__WORK REQUIRED__.
Determine which lines contain the word "continue", then copy those lines.

※

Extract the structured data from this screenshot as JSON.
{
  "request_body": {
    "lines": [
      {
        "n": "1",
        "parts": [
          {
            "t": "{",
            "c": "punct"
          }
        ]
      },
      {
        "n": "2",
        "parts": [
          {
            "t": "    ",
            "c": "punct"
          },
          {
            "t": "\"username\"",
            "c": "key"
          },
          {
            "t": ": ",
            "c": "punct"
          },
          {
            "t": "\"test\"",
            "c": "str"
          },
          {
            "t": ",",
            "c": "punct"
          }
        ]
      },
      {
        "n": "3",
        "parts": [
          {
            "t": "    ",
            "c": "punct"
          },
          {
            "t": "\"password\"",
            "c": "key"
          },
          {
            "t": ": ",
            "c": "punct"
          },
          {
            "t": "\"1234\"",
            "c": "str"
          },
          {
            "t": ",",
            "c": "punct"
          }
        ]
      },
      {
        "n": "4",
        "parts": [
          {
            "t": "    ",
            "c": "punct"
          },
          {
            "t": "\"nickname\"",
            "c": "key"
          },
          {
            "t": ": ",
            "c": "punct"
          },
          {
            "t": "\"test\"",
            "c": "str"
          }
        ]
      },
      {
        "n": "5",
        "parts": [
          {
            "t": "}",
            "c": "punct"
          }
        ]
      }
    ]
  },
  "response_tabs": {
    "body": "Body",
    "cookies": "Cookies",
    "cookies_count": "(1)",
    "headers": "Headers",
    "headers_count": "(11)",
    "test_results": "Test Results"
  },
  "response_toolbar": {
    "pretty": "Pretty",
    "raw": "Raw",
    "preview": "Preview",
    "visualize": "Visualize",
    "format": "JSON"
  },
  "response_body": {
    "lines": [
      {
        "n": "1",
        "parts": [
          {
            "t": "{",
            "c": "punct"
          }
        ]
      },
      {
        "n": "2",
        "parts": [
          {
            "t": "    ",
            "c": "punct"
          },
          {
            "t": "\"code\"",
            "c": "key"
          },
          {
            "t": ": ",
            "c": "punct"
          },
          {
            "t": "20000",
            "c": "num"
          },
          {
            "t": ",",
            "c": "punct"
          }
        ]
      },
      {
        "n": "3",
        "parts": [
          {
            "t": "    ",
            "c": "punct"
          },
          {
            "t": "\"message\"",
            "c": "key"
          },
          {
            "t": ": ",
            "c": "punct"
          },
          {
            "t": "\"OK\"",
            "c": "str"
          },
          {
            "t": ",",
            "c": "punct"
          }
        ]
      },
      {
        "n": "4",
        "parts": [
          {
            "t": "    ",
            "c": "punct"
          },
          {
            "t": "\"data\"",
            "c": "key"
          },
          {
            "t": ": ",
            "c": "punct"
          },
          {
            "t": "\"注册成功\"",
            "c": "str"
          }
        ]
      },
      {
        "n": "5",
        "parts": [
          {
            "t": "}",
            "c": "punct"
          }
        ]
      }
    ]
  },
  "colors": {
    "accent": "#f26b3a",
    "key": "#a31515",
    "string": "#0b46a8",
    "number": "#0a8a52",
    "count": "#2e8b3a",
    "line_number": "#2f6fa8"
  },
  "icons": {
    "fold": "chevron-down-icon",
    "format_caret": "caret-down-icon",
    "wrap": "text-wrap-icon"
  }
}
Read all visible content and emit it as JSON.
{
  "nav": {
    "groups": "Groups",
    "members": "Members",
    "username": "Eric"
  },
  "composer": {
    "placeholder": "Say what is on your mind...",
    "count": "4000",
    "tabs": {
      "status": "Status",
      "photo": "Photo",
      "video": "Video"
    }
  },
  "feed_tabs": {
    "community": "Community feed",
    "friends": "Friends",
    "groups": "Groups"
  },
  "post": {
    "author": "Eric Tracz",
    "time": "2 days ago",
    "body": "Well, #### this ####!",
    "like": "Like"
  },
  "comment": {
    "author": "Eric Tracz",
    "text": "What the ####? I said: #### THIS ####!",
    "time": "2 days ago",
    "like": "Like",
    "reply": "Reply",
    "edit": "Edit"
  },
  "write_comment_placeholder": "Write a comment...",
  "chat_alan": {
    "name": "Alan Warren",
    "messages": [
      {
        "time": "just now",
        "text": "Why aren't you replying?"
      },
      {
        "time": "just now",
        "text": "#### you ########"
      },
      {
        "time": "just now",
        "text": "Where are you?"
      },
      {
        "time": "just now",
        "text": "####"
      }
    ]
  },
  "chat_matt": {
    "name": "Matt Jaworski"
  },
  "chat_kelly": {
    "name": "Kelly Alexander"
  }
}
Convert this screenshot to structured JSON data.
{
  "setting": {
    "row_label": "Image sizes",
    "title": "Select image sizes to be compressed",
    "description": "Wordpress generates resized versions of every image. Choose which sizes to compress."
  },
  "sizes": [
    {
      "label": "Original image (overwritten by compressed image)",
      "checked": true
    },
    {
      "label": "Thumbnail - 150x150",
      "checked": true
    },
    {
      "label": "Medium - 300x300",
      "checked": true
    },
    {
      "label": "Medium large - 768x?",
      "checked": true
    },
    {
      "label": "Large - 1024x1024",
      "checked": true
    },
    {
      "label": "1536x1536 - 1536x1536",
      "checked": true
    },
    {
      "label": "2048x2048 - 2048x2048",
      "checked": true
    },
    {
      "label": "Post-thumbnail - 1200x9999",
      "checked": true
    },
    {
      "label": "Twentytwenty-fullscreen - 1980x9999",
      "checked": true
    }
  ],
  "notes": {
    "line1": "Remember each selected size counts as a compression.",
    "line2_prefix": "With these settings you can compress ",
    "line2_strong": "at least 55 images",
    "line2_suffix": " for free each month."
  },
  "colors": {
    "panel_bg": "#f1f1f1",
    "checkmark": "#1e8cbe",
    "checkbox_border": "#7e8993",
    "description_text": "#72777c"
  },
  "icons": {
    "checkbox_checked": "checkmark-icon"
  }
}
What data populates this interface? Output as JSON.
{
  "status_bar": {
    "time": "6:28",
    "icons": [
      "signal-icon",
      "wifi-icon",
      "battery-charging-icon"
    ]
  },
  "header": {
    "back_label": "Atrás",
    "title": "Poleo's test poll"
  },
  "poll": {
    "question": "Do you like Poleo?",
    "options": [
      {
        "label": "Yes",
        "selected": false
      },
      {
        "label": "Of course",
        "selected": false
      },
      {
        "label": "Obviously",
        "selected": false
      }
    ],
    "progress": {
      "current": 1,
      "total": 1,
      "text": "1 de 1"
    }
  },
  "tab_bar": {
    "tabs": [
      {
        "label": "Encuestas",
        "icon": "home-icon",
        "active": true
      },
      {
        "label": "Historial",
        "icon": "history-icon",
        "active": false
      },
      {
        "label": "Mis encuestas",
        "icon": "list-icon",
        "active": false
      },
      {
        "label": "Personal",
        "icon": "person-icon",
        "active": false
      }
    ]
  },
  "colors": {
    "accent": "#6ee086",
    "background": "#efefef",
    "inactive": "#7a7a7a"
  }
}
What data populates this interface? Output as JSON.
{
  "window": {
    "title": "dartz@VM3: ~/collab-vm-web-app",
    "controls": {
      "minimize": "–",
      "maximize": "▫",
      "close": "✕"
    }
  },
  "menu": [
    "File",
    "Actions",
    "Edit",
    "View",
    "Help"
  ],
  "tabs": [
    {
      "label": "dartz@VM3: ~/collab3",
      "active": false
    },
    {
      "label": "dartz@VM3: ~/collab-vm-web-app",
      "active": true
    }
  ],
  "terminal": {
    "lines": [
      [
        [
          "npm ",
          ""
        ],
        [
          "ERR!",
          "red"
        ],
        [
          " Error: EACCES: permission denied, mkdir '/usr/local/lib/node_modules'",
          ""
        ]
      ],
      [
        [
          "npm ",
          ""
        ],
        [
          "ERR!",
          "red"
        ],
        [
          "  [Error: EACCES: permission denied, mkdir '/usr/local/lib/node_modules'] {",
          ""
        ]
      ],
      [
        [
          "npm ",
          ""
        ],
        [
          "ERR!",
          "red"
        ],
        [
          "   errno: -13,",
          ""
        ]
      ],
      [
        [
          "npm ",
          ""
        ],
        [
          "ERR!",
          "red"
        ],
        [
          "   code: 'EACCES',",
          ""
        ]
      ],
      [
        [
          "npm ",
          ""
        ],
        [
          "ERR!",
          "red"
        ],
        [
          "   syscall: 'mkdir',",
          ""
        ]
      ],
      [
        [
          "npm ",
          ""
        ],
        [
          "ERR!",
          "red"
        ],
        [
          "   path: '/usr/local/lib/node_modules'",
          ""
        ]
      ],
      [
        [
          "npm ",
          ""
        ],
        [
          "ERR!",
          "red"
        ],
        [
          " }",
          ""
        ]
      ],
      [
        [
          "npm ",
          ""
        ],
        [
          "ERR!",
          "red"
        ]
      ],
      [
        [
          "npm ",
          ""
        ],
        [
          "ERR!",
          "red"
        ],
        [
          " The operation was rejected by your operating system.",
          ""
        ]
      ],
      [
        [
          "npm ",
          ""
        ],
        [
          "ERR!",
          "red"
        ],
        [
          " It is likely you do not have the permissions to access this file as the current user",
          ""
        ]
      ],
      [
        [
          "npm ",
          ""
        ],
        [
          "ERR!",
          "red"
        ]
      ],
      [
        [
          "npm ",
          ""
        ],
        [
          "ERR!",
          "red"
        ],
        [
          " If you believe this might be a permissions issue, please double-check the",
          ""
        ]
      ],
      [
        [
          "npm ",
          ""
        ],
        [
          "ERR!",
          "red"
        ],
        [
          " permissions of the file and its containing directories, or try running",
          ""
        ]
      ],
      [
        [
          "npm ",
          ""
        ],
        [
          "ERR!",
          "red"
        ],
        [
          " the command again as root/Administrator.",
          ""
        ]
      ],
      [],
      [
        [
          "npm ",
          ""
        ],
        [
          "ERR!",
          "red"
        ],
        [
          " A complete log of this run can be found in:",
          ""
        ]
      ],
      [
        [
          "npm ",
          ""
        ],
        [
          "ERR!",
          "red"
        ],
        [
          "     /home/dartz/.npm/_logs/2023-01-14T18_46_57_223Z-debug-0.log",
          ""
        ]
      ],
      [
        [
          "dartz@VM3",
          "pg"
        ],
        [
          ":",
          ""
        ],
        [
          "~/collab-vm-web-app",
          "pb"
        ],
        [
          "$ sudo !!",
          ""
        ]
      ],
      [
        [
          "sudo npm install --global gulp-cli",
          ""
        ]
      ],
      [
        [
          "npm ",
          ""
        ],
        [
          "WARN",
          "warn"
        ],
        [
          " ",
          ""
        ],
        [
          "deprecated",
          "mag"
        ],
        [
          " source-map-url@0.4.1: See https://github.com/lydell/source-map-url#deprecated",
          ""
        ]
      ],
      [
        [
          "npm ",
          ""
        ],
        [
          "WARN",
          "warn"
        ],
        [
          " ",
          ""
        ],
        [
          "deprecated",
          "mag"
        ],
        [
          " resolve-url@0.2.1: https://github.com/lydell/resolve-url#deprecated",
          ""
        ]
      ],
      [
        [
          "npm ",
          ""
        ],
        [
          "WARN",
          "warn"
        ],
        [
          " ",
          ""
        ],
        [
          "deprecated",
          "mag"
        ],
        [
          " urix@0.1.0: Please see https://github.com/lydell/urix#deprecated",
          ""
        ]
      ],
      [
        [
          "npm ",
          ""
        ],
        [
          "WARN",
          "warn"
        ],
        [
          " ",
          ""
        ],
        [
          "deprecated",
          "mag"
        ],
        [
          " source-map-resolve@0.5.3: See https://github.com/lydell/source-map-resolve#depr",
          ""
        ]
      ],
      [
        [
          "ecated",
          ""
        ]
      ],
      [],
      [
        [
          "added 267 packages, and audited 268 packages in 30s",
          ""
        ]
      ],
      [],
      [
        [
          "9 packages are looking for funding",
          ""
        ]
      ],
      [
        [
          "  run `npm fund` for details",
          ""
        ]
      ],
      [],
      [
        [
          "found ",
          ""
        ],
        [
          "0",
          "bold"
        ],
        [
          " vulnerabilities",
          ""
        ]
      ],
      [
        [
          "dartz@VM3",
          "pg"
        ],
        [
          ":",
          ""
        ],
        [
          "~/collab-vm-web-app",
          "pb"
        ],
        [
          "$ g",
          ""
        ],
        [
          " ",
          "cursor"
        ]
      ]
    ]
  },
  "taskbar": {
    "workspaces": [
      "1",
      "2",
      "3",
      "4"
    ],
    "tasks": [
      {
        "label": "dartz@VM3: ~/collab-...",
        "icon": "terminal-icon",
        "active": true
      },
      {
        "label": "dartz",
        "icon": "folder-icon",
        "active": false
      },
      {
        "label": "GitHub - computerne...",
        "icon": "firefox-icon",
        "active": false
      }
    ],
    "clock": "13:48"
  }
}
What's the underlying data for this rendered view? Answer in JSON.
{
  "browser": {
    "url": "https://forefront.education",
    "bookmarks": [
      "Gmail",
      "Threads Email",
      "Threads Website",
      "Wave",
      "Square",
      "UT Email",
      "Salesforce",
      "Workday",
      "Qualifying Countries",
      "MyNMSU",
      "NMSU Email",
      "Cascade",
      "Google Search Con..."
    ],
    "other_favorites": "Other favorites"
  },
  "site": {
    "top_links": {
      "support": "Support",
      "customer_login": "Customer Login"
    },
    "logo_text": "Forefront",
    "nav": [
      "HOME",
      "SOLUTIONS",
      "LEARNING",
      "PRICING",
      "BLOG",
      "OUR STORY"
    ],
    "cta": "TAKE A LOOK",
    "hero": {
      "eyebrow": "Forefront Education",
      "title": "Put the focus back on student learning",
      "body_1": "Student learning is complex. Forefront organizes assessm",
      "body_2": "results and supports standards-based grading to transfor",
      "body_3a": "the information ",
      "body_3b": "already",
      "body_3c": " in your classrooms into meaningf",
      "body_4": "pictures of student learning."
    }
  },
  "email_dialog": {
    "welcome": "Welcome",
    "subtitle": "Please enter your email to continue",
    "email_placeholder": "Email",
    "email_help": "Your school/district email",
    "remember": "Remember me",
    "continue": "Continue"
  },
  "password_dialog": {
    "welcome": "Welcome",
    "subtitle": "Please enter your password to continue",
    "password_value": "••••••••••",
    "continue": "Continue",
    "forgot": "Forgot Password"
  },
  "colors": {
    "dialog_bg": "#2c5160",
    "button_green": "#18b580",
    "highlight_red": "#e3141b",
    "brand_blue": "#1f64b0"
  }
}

※

__THE ANSWER__.
    "subtitle": "Please enter your email to continue",
    "continue": "Continue"
    "subtitle": "Please enter your password to continue",
    "continue": "Continue",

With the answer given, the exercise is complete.